*Task description*: Take the material and output all of it exactly.

*Provided data*:
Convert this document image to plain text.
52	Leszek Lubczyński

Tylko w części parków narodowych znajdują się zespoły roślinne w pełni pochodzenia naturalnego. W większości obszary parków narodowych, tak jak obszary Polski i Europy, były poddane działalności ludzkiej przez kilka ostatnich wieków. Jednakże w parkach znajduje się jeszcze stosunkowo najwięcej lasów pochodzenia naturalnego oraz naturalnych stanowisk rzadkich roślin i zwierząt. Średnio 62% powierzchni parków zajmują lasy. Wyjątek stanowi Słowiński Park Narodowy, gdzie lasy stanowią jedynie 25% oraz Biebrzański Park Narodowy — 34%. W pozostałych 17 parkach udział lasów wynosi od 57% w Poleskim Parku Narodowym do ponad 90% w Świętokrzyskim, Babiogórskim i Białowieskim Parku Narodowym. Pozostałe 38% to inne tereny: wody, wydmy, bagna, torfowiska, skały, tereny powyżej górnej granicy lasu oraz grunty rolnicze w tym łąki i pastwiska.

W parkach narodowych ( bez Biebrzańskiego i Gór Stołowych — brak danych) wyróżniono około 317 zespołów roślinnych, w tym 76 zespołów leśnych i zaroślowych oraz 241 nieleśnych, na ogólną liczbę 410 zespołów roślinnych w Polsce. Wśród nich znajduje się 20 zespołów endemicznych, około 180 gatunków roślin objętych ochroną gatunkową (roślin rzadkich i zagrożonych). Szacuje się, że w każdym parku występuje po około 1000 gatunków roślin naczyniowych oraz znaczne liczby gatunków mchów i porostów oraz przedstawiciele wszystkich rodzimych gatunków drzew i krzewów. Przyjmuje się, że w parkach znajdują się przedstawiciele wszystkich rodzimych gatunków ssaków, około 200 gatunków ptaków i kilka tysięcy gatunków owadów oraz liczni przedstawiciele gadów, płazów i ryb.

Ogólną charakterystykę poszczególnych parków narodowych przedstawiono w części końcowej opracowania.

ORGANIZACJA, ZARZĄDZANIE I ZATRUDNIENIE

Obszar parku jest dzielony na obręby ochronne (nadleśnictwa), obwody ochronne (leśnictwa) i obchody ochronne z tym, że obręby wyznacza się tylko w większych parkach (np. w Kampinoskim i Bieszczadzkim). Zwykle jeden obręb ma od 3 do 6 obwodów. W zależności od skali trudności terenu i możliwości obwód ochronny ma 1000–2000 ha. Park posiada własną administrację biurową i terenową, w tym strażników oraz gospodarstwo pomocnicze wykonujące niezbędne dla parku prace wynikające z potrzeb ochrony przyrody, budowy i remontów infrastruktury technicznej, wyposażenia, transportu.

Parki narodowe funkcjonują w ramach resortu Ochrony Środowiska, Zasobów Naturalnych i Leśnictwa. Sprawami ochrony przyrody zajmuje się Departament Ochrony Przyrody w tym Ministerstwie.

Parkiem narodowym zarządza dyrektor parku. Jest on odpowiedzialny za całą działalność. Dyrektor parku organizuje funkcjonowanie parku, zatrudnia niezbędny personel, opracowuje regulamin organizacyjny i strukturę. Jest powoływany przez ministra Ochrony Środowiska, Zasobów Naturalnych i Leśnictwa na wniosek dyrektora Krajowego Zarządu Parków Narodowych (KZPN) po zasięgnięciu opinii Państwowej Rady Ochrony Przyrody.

*Response to the exercise*:
Convert this document image to plain text.
52	Leszek Lubczyński

Tylko w części parków narodowych znajdują się zespoły roślinne w pełni pochodzenia naturalnego. W większości obszary parków narodowych, tak jak obszary Polski i Europy, były poddane działalności ludzkiej przez kilka ostatnich wieków. Jednakże w parkach znajduje się jeszcze stosunkowo najwięcej lasów pochodzenia naturalnego oraz naturalnych stanowisk rzadkich roślin i zwierząt. Średnio 62% powierzchni parków zajmują lasy. Wyjątek stanowi Słowiński Park Narodowy, gdzie lasy stanowią jedynie 25% oraz Biebrzański Park Narodowy — 34%. W pozostałych 17 parkach udział lasów wynosi od 57% w Poleskim Parku Narodowym do ponad 90% w Świętokrzyskim, Babiogórskim i Białowieskim Parku Narodowym. Pozostałe 38% to inne tereny: wody, wydmy, bagna, torfowiska, skały, tereny powyżej górnej granicy lasu oraz grunty rolnicze w tym łąki i pastwiska.

W parkach narodowych ( bez Biebrzańskiego i Gór Stołowych — brak danych) wyróżniono około 317 zespołów roślinnych, w tym 76 zespołów leśnych i zaroślowych oraz 241 nieleśnych, na ogólną liczbę 410 zespołów roślinnych w Polsce. Wśród nich znajduje się 20 zespołów endemicznych, około 180 gatunków roślin objętych ochroną gatunkową (roślin rzadkich i zagrożonych). Szacuje się, że w każdym parku występuje po około 1000 gatunków roślin naczyniowych oraz znaczne liczby gatunków mchów i porostów oraz przedstawiciele wszystkich rodzimych gatunków drzew i krzewów. Przyjmuje się, że w parkach znajdują się przedstawiciele wszystkich rodzimych gatunków ssaków, około 200 gatunków ptaków i kilka tysięcy gatunków owadów oraz liczni przedstawiciele gadów, płazów i ryb.

Ogólną charakterystykę poszczególnych parków narodowych przedstawiono w części końcowej opracowania.

ORGANIZACJA, ZARZĄDZANIE I ZATRUDNIENIE

Obszar parku jest dzielony na obręby ochronne (nadleśnictwa), obwody ochronne (leśnictwa) i obchody ochronne z tym, że obręby wyznacza się tylko w większych parkach (np. w Kampinoskim i Bieszczadzkim). Zwykle jeden obręb ma od 3 do 6 obwodów. W zależności od skali trudności terenu i możliwości obwód ochronny ma 1000–2000 ha. Park posiada własną administrację biurową i terenową, w tym strażników oraz gospodarstwo pomocnicze wykonujące niezbędne dla parku prace wynikające z potrzeb ochrony przyrody, budowy i remontów infrastruktury technicznej, wyposażenia, transportu.

Parki narodowe funkcjonują w ramach resortu Ochrony Środowiska, Zasobów Naturalnych i Leśnictwa. Sprawami ochrony przyrody zajmuje się Departament Ochrony Przyrody w tym Ministerstwie.

Parkiem narodowym zarządza dyrektor parku. Jest on odpowiedzialny za całą działalność. Dyrektor parku organizuje funkcjonowanie parku, zatrudnia niezbędny personel, opracowuje regulamin organizacyjny i strukturę. Jest powoływany przez ministra Ochrony Środowiska, Zasobów Naturalnych i Leśnictwa na wniosek dyrektora Krajowego Zarządu Parków Narodowych (KZPN) po zasięgnięciu opinii Państwowej Rady Ochrony Przyrody.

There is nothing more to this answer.